Sobre o exercício
No texto sobre o investimento em Lagos, substitua "automóveis" por "veículos" e transcreva o trecho que vai de "No ramo da mobilidade" até "dos próprios trabalhadores.", inclusive.

Excerto do texto
┌──

Lagos vai receber um investimento de 4,14 milhões de euros para renovar os processos de produção e armazenamento de energia, nomeadamente da energia renovável destinada ao autoconsumo e às Comunidades de Energia Renovável, mobilidade sustentável (elétrica), cobertura com soluções de comunicação 5G e medidas ativas d prevenção e proteção contra incêndios.
A renovação e investimento na Área de Acolhimento Empresarial (AAE) de Lagos é resultado da candidatura, apresentada pela autarquia, que demonstrou “ter a capacidade para fornecer as necessidades de consumo das empresas instaladas na AAE e, de modo integrado, a utilização do excedente de energia no sistema de carregamento elétrico de viaturas e na alimentação dos sistemas de comunicação 5G e equipamentos contra incêndios”, pode ler-se no comunicado da Câmara Municipal de Lagos.
No ramo da mobilidade sustentável, a verba inserida no plano de investimentos a financiar pelo Plano de Recuperação e Resiliência (PRR), vai permitir criar novos pontos de carregamento elétrico para automóveis e aumentar a capacidade de produção de energia através de fontes renováveis tendo em consideração o fornecimento das necessidades de consumo de energia da AAE, e ainda aumentar o número de viaturas elétricas/híbridas, quer ao serviço das atuais 84 empresas instaladas, quer dos próprios trabalhadores.
Além disso, a candidatura prevê também um reforço da cobertura em 5G, o que permite criar valor tecnológico na região e abre, simultaneamente, a possibilidade de ser instalado um polo de inovação digital que apoie um “desenvolvimento empresarial mais inovador e baseado nas tecnologias digitais, conforme políticas locais explanadas na candidatura e projetos concretos de expansão da AAE a curto/médio prazo”, defende a autarquia.
De acordo com o município, a candidatura ao investimento e inovação da AEE foi impulsionada pelos “impactos ambientais e energéticos altamente positivos no médio-longo prazo, da maior atratividade do território em termos empresariais, de um ecossistema natural e biodiversidade mais protegido de incêndios rurais e de um ambiente social e demográfico mais favorável à qualidade de vida”, concluiu.

└──

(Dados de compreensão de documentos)
┌──

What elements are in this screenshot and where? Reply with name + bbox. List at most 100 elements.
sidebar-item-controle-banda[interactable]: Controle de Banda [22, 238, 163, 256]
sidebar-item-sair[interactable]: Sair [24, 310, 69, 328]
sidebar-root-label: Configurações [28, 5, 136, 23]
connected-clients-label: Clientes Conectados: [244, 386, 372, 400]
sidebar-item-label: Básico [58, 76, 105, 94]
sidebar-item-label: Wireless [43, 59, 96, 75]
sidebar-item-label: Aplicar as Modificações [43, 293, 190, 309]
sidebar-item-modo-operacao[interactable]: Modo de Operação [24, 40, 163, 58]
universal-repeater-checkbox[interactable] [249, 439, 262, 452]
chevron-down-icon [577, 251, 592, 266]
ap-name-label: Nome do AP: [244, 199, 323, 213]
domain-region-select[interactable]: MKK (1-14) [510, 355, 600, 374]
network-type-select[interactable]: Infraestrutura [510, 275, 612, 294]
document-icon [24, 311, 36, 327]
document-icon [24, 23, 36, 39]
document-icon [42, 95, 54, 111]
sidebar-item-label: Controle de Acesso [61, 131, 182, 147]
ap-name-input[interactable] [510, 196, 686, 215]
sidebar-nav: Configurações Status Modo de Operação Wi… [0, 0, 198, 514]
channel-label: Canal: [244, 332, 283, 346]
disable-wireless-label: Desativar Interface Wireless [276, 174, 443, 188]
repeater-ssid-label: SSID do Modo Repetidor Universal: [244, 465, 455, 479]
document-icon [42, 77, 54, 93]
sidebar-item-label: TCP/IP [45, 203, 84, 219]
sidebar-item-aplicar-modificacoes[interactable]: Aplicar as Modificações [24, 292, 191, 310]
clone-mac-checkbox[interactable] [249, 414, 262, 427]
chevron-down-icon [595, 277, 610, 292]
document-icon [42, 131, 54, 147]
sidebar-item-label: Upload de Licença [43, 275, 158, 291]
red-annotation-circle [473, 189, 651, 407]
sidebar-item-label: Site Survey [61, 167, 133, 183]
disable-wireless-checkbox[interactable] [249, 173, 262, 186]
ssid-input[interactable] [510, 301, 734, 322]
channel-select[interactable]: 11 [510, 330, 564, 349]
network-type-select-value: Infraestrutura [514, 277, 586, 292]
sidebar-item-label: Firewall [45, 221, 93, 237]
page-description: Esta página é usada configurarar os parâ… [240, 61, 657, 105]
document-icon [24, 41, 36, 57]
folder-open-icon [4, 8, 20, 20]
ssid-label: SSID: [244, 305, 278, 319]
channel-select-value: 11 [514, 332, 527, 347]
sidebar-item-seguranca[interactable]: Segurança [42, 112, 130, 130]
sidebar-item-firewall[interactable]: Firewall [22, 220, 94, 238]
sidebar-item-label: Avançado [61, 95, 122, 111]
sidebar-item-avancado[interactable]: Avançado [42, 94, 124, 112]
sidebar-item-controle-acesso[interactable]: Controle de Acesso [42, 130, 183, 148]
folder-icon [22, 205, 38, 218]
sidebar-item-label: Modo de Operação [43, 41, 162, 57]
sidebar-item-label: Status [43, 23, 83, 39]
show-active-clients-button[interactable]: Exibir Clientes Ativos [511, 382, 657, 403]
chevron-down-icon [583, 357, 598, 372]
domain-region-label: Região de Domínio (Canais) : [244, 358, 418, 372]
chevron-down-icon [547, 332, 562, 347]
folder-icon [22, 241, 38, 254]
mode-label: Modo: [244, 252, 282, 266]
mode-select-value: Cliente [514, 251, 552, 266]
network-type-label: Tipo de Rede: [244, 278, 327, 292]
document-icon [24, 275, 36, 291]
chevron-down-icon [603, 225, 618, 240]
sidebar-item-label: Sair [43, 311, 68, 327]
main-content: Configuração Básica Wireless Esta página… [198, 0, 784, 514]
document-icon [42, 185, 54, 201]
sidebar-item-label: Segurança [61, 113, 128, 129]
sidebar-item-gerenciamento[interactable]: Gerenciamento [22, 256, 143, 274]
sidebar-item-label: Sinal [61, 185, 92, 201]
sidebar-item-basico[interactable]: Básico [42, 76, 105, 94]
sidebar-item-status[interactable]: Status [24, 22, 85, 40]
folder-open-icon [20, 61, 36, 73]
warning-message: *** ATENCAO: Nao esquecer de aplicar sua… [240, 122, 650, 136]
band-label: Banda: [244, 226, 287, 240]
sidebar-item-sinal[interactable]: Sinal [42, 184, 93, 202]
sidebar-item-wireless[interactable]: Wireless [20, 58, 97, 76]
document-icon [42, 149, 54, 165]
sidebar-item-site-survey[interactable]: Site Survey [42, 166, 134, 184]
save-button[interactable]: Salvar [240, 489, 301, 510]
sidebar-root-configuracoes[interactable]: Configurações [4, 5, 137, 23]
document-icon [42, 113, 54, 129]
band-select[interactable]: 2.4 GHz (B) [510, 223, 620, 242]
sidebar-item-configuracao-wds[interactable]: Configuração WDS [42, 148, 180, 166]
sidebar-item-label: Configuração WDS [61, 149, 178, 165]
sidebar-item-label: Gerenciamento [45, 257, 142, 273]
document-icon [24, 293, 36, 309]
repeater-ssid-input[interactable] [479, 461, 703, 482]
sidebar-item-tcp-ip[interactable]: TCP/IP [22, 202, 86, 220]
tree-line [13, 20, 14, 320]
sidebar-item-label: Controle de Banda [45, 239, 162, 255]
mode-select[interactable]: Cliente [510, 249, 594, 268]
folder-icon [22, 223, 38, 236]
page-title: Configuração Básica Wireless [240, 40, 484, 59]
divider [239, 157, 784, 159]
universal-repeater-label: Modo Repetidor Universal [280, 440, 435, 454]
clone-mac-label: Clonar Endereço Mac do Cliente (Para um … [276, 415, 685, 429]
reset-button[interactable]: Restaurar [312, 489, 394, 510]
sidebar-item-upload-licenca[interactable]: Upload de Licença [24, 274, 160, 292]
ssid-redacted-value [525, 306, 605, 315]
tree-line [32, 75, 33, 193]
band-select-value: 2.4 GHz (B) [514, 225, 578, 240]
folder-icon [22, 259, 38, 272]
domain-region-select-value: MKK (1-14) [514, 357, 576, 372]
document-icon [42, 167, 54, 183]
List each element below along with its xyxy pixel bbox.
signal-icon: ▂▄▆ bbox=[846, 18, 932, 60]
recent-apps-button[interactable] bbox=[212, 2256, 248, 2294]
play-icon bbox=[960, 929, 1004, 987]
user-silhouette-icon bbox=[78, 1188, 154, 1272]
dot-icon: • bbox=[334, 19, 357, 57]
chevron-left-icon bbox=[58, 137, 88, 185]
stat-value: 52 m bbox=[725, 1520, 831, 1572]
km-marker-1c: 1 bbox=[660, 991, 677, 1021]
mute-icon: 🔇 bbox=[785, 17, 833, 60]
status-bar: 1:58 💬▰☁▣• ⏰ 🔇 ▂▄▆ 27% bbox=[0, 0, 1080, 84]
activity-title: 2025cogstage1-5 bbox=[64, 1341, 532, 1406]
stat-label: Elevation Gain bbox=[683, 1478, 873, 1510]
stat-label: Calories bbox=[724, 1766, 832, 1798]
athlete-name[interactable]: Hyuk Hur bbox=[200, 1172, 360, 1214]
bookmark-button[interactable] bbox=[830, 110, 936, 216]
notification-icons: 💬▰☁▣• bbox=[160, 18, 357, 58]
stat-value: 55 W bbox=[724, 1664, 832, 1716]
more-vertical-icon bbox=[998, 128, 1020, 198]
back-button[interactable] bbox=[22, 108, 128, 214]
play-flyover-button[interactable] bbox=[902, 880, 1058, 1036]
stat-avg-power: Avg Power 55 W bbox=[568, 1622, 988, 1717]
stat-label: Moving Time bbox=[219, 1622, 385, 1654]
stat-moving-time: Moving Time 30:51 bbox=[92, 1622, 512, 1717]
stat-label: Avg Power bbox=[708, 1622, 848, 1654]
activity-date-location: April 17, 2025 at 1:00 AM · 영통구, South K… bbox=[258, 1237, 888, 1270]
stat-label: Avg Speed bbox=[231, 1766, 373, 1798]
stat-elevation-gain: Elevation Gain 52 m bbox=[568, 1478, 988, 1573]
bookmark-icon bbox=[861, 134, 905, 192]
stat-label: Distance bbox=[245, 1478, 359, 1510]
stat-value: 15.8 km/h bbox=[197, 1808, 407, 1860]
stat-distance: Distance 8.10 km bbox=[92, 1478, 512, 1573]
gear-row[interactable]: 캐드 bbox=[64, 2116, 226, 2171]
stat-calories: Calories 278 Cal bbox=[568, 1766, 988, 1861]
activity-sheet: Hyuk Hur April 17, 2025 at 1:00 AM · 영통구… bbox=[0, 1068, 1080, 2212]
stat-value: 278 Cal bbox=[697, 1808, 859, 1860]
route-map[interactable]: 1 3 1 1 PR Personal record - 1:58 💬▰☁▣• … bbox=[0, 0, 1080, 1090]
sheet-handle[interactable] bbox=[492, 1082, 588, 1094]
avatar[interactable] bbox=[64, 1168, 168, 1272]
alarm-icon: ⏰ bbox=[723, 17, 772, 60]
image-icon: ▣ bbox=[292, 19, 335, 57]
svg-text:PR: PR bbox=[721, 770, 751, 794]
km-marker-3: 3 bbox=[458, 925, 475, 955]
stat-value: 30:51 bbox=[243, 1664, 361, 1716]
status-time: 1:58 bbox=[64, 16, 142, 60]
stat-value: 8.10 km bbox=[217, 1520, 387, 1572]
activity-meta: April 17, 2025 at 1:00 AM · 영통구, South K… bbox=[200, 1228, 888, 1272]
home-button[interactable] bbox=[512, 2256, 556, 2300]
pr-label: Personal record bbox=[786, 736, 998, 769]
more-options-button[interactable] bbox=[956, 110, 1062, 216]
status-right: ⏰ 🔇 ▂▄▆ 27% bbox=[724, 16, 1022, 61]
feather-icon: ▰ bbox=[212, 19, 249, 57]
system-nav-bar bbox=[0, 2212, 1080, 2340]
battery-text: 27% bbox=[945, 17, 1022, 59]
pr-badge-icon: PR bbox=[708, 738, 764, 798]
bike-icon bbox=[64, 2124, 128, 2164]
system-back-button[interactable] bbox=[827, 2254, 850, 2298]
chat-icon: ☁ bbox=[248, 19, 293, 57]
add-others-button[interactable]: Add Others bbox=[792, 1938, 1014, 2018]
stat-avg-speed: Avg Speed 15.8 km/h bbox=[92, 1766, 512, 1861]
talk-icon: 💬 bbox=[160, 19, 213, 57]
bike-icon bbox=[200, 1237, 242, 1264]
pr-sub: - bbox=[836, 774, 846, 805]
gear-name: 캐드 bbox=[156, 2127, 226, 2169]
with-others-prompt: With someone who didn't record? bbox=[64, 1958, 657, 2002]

└──

Resposta escrita
No ramo da mobilidade sustentável, a verba inserida no plano de investimentos a financiar pelo Plano de Recuperação e Resiliência (PRR), vai permitir criar novos pontos de carregamento elétrico para veículos e aumentar a capacidade de produção de energia através de fontes renováveis tendo em consideração o fornecimento das necessidades de consumo de energia da AAE, e ainda aumentar o número de viaturas elétricas/híbridas, quer ao serviço das atuais 84 empresas instaladas, quer dos próprios trabalhadores.